** START ROWS **

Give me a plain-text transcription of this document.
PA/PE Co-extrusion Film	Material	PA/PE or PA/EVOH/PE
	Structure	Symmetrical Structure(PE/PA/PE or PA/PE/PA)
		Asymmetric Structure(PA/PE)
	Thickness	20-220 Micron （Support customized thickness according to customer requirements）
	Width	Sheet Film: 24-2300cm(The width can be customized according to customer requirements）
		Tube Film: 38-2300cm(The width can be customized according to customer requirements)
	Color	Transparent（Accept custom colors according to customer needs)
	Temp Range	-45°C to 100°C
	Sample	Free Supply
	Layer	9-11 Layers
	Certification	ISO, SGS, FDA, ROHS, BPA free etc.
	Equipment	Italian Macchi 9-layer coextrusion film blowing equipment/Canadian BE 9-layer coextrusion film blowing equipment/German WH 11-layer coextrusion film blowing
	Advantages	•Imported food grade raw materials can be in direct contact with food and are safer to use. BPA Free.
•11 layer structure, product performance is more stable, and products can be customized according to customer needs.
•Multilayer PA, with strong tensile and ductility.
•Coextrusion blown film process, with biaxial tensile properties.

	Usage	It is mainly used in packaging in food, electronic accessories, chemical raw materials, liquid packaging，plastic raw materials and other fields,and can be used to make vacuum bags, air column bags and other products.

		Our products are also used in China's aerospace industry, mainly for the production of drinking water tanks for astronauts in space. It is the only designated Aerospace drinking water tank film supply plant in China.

** END ROWS **

Pick out the lines containing the word "tensile" and show them.

_TASK RESPONSE:_
•Multilayer PA, with strong tensile and ductility.
•Coextrusion blown film process, with biaxial tensile properties.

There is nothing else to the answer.